• Task instructions: From the entries below, copy out every line with "Sondage" in it.

Stored data:
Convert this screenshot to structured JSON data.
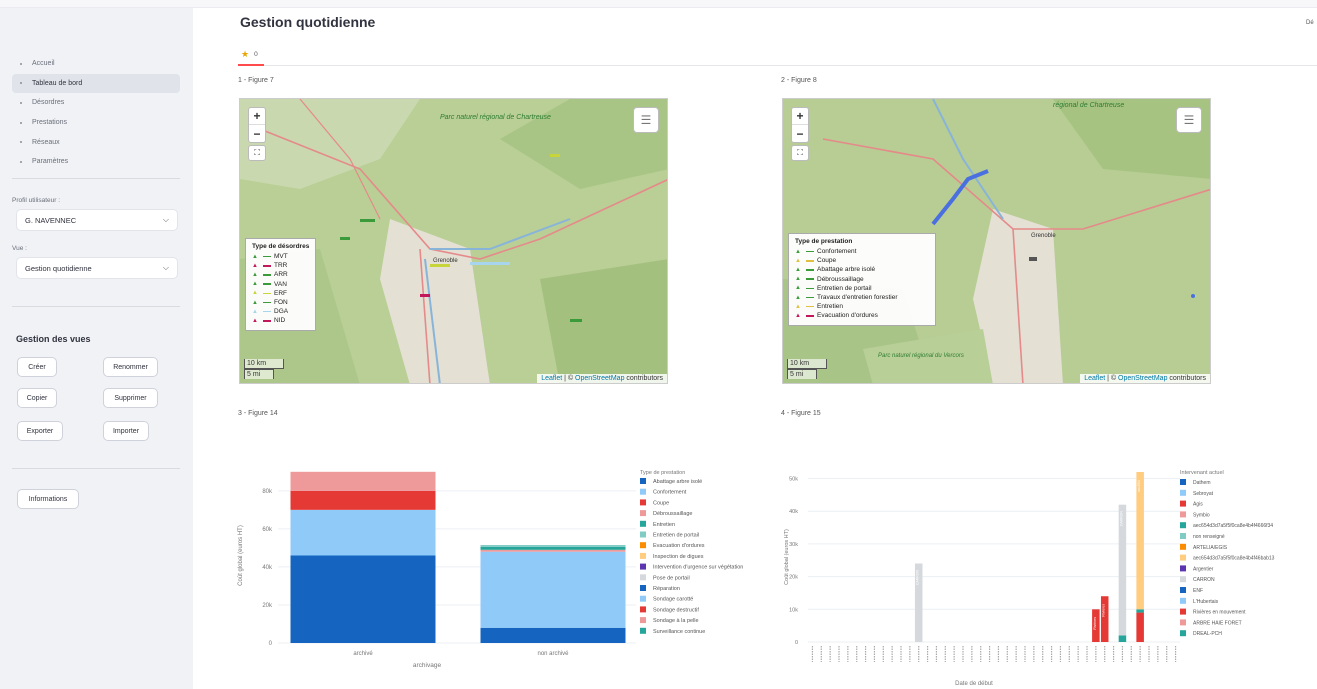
{
  "page": {
    "title": "Gestion quotidienne",
    "header_right": "Dé"
  },
  "nav": [
    {
      "label": "Accueil",
      "active": false
    },
    {
      "label": "Tableau de bord",
      "active": true
    },
    {
      "label": "Désordres",
      "active": false
    },
    {
      "label": "Prestations",
      "active": false
    },
    {
      "label": "Réseaux",
      "active": false
    },
    {
      "label": "Paramètres",
      "active": false
    }
  ],
  "profile": {
    "label": "Profil utilisateur :",
    "value": "G. NAVENNEC"
  },
  "view": {
    "label": "Vue :",
    "value": "Gestion quotidienne"
  },
  "views_section": {
    "title": "Gestion des vues",
    "buttons": [
      "Créer",
      "Renommer",
      "Copier",
      "Supprimer",
      "Exporter",
      "Importer"
    ]
  },
  "info_button": "Informations",
  "tab": {
    "icon": "star-icon",
    "label": "0"
  },
  "figures": [
    {
      "title": "1 - Figure 7"
    },
    {
      "title": "2 - Figure 8"
    },
    {
      "title": "3 - Figure 14"
    },
    {
      "title": "4 - Figure 15"
    }
  ],
  "map1": {
    "legend_title": "Type de désordres",
    "legend": [
      {
        "label": "MVT",
        "color": "#3b9b3b"
      },
      {
        "label": "TRR",
        "color": "#c2185b"
      },
      {
        "label": "ARR",
        "color": "#3b9b3b"
      },
      {
        "label": "VAN",
        "color": "#3b9b3b"
      },
      {
        "label": "ERF",
        "color": "#c7d43a"
      },
      {
        "label": "FON",
        "color": "#3b9b3b"
      },
      {
        "label": "DGA",
        "color": "#a7d5ee"
      },
      {
        "label": "NID",
        "color": "#c2185b"
      }
    ],
    "scale": [
      "10 km",
      "5 mi"
    ],
    "place_labels": [
      "Parc naturel régional de Chartreuse",
      "Grenoble"
    ]
  },
  "map2": {
    "legend_title": "Type de prestation",
    "legend": [
      {
        "label": "Confortement",
        "color": "#3b9b3b"
      },
      {
        "label": "Coupe",
        "color": "#e0c040"
      },
      {
        "label": "Abattage arbre isolé",
        "color": "#3b9b3b"
      },
      {
        "label": "Débroussaillage",
        "color": "#3b9b3b"
      },
      {
        "label": "Entretien de portail",
        "color": "#3b9b3b"
      },
      {
        "label": "Travaux d'entretien forestier",
        "color": "#3b9b3b"
      },
      {
        "label": "Entretien",
        "color": "#e0c040"
      },
      {
        "label": "Evacuation d'ordures",
        "color": "#c2185b"
      }
    ],
    "scale": [
      "10 km",
      "5 mi"
    ],
    "place_labels": [
      "régional de Chartreuse",
      "Grenoble",
      "Parc naturel régional du Vercors"
    ]
  },
  "attribution": {
    "leaflet": "Leaflet",
    "sep": " | © ",
    "osm": "OpenStreetMap",
    "rest": " contributors"
  },
  "chart_data": [
    {
      "type": "bar",
      "stacked": true,
      "xlabel": "archivage",
      "ylabel": "Coût global (euros HT)",
      "categories": [
        "archivé",
        "non archivé"
      ],
      "yticks": [
        "0",
        "20k",
        "40k",
        "60k",
        "80k"
      ],
      "ylim": [
        0,
        92000
      ],
      "legend_title": "Type de prestation",
      "series": [
        {
          "name": "Abattage arbre isolé",
          "color": "#1565c0",
          "values": [
            46000,
            8000
          ]
        },
        {
          "name": "Confortement",
          "color": "#90caf9",
          "values": [
            24000,
            40000
          ]
        },
        {
          "name": "Coupe",
          "color": "#e53935",
          "values": [
            10000,
            0
          ]
        },
        {
          "name": "Débroussaillage",
          "color": "#ef9a9a",
          "values": [
            10000,
            1000
          ]
        },
        {
          "name": "Entretien",
          "color": "#26a69a",
          "values": [
            0,
            1500
          ]
        },
        {
          "name": "Entretien de portail",
          "color": "#80cbc4",
          "values": [
            0,
            1000
          ]
        },
        {
          "name": "Evacuation d'ordures",
          "color": "#fb8c00",
          "values": [
            0,
            0
          ]
        },
        {
          "name": "Inspection de digues",
          "color": "#ffcc80",
          "values": [
            0,
            0
          ]
        },
        {
          "name": "Intervention d'urgence sur végétation",
          "color": "#5e35b1",
          "values": [
            0,
            0
          ]
        },
        {
          "name": "Pose de portail",
          "color": "#d5d8dc",
          "values": [
            0,
            0
          ]
        },
        {
          "name": "Réparation",
          "color": "#1565c0",
          "values": [
            0,
            0
          ]
        },
        {
          "name": "Sondage carotté",
          "color": "#90caf9",
          "values": [
            0,
            0
          ]
        },
        {
          "name": "Sondage destructif",
          "color": "#e53935",
          "values": [
            0,
            0
          ]
        },
        {
          "name": "Sondage à la pelle",
          "color": "#ef9a9a",
          "values": [
            0,
            0
          ]
        },
        {
          "name": "Surveillance continue",
          "color": "#26a69a",
          "values": [
            0,
            0
          ]
        }
      ]
    },
    {
      "type": "bar",
      "stacked": true,
      "xlabel": "Date de début",
      "ylabel": "Coût global (euros HT)",
      "yticks": [
        "0",
        "10k",
        "20k",
        "30k",
        "40k",
        "50k"
      ],
      "ylim": [
        0,
        52000
      ],
      "n_categories": 42,
      "legend_title": "Intervenant actuel",
      "legend": [
        {
          "name": "Dathem",
          "color": "#1565c0"
        },
        {
          "name": "Sebroyat",
          "color": "#90caf9"
        },
        {
          "name": "Agis",
          "color": "#e53935"
        },
        {
          "name": "Symbio",
          "color": "#ef9a9a"
        },
        {
          "name": "aec654d3d7a5f5f0ca8e4b4f4666f34",
          "color": "#26a69a"
        },
        {
          "name": "non renseigné",
          "color": "#80cbc4"
        },
        {
          "name": "ARTELIA/EGIS",
          "color": "#fb8c00"
        },
        {
          "name": "aec654d3d7a5f5f0ca8e4b4f46bab13",
          "color": "#ffcc80"
        },
        {
          "name": "Argentier",
          "color": "#5e35b1"
        },
        {
          "name": "CARRON",
          "color": "#d5d8dc"
        },
        {
          "name": "ENF",
          "color": "#1565c0"
        },
        {
          "name": "L'Hubertais",
          "color": "#90caf9"
        },
        {
          "name": "Rivières en mouvement",
          "color": "#e53935"
        },
        {
          "name": "ARBRE HAIE FORET",
          "color": "#ef9a9a"
        },
        {
          "name": "DREAL-PCH",
          "color": "#26a69a"
        }
      ],
      "bars": [
        {
          "index": 12,
          "segments": [
            {
              "color": "#d5d8dc",
              "value": 24000
            }
          ],
          "label": "CARRON"
        },
        {
          "index": 32,
          "segments": [
            {
              "color": "#e53935",
              "value": 10000
            }
          ],
          "label": "Rivières"
        },
        {
          "index": 33,
          "segments": [
            {
              "color": "#e53935",
              "value": 14000
            }
          ],
          "label": "Rivières"
        },
        {
          "index": 35,
          "segments": [
            {
              "color": "#26a69a",
              "value": 2000
            },
            {
              "color": "#d5d8dc",
              "value": 40000
            }
          ],
          "label": "CARRON"
        },
        {
          "index": 37,
          "segments": [
            {
              "color": "#e53935",
              "value": 9000
            },
            {
              "color": "#26a69a",
              "value": 1000
            },
            {
              "color": "#ffcc80",
              "value": 42000
            }
          ],
          "label": "aec654"
        }
      ]
    }
  ]
}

• Problem solution:
          "name": "Sondage carotté",
          "name": "Sondage destructif",
          "name": "Sondage à la pelle",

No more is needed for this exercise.